## What the task requires
Repeat the material below exactly, line for line.

## Source material
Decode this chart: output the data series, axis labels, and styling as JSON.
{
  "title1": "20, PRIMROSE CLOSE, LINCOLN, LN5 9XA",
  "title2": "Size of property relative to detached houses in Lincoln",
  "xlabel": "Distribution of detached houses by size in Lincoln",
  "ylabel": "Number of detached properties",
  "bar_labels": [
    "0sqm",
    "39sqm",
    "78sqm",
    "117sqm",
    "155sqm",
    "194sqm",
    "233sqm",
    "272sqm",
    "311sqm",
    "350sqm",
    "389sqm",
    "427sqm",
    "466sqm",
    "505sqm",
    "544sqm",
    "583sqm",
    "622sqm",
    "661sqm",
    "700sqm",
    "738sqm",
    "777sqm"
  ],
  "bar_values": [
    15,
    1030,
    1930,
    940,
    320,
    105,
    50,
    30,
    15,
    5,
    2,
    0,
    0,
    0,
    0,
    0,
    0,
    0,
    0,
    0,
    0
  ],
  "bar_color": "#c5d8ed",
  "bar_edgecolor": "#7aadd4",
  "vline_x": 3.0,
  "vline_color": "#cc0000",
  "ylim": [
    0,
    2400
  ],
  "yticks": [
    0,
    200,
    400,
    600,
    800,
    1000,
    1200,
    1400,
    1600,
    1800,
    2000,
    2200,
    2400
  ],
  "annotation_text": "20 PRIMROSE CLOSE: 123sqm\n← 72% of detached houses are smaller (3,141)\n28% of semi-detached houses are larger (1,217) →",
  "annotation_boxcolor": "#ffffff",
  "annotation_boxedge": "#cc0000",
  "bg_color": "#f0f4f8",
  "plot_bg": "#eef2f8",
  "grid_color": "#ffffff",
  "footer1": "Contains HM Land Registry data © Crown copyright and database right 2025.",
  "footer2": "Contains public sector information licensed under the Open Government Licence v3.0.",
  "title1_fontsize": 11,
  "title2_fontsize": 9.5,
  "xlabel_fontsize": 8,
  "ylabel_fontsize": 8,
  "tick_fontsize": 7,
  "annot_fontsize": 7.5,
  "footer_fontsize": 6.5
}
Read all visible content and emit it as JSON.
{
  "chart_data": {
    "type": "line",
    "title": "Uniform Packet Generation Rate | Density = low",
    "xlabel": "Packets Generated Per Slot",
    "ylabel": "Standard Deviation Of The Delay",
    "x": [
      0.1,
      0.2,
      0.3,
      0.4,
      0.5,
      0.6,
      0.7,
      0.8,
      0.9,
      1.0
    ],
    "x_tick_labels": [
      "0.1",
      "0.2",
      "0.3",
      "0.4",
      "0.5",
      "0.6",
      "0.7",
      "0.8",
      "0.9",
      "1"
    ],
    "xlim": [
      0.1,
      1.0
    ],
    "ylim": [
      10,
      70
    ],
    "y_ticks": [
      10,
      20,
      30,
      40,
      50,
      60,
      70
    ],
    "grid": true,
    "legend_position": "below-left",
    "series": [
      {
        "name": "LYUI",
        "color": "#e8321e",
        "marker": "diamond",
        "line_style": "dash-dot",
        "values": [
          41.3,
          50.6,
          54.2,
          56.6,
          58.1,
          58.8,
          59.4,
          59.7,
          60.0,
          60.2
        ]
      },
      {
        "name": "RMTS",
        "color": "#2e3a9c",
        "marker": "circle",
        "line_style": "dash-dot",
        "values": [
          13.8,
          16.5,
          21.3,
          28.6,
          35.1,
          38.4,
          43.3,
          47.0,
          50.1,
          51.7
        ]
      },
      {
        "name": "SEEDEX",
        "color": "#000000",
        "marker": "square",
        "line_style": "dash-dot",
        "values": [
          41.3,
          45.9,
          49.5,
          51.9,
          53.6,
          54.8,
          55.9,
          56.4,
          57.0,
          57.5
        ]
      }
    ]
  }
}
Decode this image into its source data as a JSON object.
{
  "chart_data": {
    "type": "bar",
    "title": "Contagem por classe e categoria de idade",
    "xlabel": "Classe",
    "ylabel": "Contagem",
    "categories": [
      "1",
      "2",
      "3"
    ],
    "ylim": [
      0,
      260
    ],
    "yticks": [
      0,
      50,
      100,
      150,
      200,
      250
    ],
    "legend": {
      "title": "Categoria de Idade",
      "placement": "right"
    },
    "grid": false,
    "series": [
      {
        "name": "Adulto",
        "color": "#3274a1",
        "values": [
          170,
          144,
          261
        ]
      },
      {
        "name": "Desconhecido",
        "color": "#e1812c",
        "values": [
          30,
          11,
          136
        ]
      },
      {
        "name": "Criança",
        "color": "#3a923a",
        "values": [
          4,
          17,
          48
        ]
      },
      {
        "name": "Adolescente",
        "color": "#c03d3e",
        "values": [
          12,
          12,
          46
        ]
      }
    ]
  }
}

## Response for this exercise
Decode this chart: output the data series, axis labels, and styling as JSON.
{
  "title1": "20, PRIMROSE CLOSE, LINCOLN, LN5 9XA",
  "title2": "Size of property relative to detached houses in Lincoln",
  "xlabel": "Distribution of detached houses by size in Lincoln",
  "ylabel": "Number of detached properties",
  "bar_labels": [
    "0sqm",
    "39sqm",
    "78sqm",
    "117sqm",
    "155sqm",
    "194sqm",
    "233sqm",
    "272sqm",
    "311sqm",
    "350sqm",
    "389sqm",
    "427sqm",
    "466sqm",
    "505sqm",
    "544sqm",
    "583sqm",
    "622sqm",
    "661sqm",
    "700sqm",
    "738sqm",
    "777sqm"
  ],
  "bar_values": [
    15,
    1030,
    1930,
    940,
    320,
    105,
    50,
    30,
    15,
    5,
    2,
    0,
    0,
    0,
    0,
    0,
    0,
    0,
    0,
    0,
    0
  ],
  "bar_color": "#c5d8ed",
  "bar_edgecolor": "#7aadd4",
  "vline_x": 3.0,
  "vline_color": "#cc0000",
  "ylim": [
    0,
    2400
  ],
  "yticks": [
    0,
    200,
    400,
    600,
    800,
    1000,
    1200,
    1400,
    1600,
    1800,
    2000,
    2200,
    2400
  ],
  "annotation_text": "20 PRIMROSE CLOSE: 123sqm\n← 72% of detached houses are smaller (3,141)\n28% of semi-detached houses are larger (1,217) →",
  "annotation_boxcolor": "#ffffff",
  "annotation_boxedge": "#cc0000",
  "bg_color": "#f0f4f8",
  "plot_bg": "#eef2f8",
  "grid_color": "#ffffff",
  "footer1": "Contains HM Land Registry data © Crown copyright and database right 2025.",
  "footer2": "Contains public sector information licensed under the Open Government Licence v3.0.",
  "title1_fontsize": 11,
  "title2_fontsize": 9.5,
  "xlabel_fontsize": 8,
  "ylabel_fontsize": 8,
  "tick_fontsize": 7,
  "annot_fontsize": 7.5,
  "footer_fontsize": 6.5
}
Read all visible content and emit it as JSON.
{
  "chart_data": {
    "type": "line",
    "title": "Uniform Packet Generation Rate | Density = low",
    "xlabel": "Packets Generated Per Slot",
    "ylabel": "Standard Deviation Of The Delay",
    "x": [
      0.1,
      0.2,
      0.3,
      0.4,
      0.5,
      0.6,
      0.7,
      0.8,
      0.9,
      1.0
    ],
    "x_tick_labels": [
      "0.1",
      "0.2",
      "0.3",
      "0.4",
      "0.5",
      "0.6",
      "0.7",
      "0.8",
      "0.9",
      "1"
    ],
    "xlim": [
      0.1,
      1.0
    ],
    "ylim": [
      10,
      70
    ],
    "y_ticks": [
      10,
      20,
      30,
      40,
      50,
      60,
      70
    ],
    "grid": true,
    "legend_position": "below-left",
    "series": [
      {
        "name": "LYUI",
        "color": "#e8321e",
        "marker": "diamond",
        "line_style": "dash-dot",
        "values": [
          41.3,
          50.6,
          54.2,
          56.6,
          58.1,
          58.8,
          59.4,
          59.7,
          60.0,
          60.2
        ]
      },
      {
        "name": "RMTS",
        "color": "#2e3a9c",
        "marker": "circle",
        "line_style": "dash-dot",
        "values": [
          13.8,
          16.5,
          21.3,
          28.6,
          35.1,
          38.4,
          43.3,
          47.0,
          50.1,
          51.7
        ]
      },
      {
        "name": "SEEDEX",
        "color": "#000000",
        "marker": "square",
        "line_style": "dash-dot",
        "values": [
          41.3,
          45.9,
          49.5,
          51.9,
          53.6,
          54.8,
          55.9,
          56.4,
          57.0,
          57.5
        ]
      }
    ]
  }
}
Decode this image into its source data as a JSON object.
{
  "chart_data": {
    "type": "bar",
    "title": "Contagem por classe e categoria de idade",
    "xlabel": "Classe",
    "ylabel": "Contagem",
    "categories": [
      "1",
      "2",
      "3"
    ],
    "ylim": [
      0,
      260
    ],
    "yticks": [
      0,
      50,
      100,
      150,
      200,
      250
    ],
    "legend": {
      "title": "Categoria de Idade",
      "placement": "right"
    },
    "grid": false,
    "series": [
      {
        "name": "Adulto",
        "color": "#3274a1",
        "values": [
          170,
          144,
          261
        ]
      },
      {
        "name": "Desconhecido",
        "color": "#e1812c",
        "values": [
          30,
          11,
          136
        ]
      },
      {
        "name": "Criança",
        "color": "#3a923a",
        "values": [
          4,
          17,
          48
        ]
      },
      {
        "name": "Adolescente",
        "color": "#c03d3e",
        "values": [
          12,
          12,
          46
        ]
      }
    ]
  }
}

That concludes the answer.